— BEGIN —

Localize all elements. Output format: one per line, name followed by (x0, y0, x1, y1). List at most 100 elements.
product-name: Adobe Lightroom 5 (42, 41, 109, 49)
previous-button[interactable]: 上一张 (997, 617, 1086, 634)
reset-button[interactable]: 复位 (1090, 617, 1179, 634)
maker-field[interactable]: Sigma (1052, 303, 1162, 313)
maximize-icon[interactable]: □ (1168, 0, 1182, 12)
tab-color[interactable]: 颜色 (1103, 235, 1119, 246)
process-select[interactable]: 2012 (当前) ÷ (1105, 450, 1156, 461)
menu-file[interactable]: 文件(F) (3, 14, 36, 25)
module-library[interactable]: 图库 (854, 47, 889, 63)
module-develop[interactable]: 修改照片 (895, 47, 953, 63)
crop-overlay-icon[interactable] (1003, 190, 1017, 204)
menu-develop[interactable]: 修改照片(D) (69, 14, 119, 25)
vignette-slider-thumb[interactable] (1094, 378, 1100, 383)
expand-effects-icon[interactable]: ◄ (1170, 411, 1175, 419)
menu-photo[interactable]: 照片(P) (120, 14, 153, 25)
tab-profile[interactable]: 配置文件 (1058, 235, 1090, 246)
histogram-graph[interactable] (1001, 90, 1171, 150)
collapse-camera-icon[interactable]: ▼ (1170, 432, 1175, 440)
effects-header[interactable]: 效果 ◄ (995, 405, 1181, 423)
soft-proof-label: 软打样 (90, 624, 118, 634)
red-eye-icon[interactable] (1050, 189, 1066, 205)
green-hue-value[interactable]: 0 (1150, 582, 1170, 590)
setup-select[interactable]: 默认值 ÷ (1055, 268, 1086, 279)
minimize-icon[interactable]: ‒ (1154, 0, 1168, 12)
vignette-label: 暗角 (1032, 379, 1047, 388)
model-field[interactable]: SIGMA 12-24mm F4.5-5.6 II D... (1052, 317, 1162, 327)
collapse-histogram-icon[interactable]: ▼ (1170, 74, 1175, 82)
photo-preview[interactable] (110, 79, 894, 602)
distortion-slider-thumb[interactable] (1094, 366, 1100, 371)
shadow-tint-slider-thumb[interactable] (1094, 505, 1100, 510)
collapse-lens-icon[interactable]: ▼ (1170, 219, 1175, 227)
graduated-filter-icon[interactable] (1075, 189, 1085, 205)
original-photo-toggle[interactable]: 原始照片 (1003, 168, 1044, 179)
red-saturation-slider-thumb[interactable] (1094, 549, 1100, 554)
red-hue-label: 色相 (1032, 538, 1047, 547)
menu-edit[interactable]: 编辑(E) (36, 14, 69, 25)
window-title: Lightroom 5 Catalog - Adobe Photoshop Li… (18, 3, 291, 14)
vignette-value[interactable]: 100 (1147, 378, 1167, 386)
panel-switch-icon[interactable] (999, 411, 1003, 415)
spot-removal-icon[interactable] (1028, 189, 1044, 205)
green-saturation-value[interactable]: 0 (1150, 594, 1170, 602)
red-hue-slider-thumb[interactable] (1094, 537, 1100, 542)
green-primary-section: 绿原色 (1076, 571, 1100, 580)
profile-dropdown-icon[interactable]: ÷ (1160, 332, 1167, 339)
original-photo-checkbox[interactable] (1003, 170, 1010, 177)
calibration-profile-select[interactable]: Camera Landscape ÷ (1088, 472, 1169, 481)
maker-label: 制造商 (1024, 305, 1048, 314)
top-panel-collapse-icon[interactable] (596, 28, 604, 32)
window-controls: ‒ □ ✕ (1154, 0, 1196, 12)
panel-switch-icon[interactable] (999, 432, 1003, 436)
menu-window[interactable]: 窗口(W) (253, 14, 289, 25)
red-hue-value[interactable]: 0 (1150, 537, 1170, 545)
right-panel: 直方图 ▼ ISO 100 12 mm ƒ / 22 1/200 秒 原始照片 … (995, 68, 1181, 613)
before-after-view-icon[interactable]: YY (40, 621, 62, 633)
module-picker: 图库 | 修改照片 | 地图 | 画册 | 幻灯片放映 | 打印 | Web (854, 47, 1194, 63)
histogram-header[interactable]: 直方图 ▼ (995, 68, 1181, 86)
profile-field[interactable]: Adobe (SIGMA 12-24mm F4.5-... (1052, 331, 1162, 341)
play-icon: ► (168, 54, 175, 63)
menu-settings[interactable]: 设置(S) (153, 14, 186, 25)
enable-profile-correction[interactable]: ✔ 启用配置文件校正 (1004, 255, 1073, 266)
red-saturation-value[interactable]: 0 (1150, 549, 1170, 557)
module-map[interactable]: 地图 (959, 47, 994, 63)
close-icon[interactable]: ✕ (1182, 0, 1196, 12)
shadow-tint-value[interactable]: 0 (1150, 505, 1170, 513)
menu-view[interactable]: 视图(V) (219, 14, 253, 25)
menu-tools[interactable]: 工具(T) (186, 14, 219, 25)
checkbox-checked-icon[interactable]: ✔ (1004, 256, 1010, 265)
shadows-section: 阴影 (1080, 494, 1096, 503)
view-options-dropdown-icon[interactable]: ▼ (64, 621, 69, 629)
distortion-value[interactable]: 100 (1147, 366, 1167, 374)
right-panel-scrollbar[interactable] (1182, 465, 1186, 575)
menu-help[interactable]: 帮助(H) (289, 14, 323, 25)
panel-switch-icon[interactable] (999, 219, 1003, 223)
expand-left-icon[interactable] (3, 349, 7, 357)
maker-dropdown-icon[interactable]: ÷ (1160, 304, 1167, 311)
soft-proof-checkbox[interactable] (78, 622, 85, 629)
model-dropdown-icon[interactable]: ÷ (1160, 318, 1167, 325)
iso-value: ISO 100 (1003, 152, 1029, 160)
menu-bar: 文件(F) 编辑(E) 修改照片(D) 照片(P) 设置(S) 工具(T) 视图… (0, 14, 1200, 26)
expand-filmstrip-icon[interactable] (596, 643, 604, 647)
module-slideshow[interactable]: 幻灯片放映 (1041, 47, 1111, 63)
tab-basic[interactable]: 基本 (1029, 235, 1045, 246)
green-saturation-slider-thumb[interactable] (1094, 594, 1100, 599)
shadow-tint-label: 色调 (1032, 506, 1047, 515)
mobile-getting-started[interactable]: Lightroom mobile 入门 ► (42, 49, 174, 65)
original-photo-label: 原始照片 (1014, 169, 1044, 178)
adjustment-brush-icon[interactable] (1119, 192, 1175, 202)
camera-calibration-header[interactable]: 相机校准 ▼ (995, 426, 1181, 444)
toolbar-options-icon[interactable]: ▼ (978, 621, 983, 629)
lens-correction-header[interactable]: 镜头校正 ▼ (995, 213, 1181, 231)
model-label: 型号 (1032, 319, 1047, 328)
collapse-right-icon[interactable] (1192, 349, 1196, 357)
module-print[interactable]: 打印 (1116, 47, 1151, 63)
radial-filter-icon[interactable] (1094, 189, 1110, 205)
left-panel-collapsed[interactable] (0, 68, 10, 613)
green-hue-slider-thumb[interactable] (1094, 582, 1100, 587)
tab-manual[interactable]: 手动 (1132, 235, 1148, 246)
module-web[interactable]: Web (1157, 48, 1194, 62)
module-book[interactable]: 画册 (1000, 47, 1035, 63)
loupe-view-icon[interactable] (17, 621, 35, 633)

— END —

● **EXERCISE REQUIREMENTS**:
How many lines in the entries above contain the string "原始照片"? Reply with the number alone.

● **OUTPUT OF THE TASK**:
3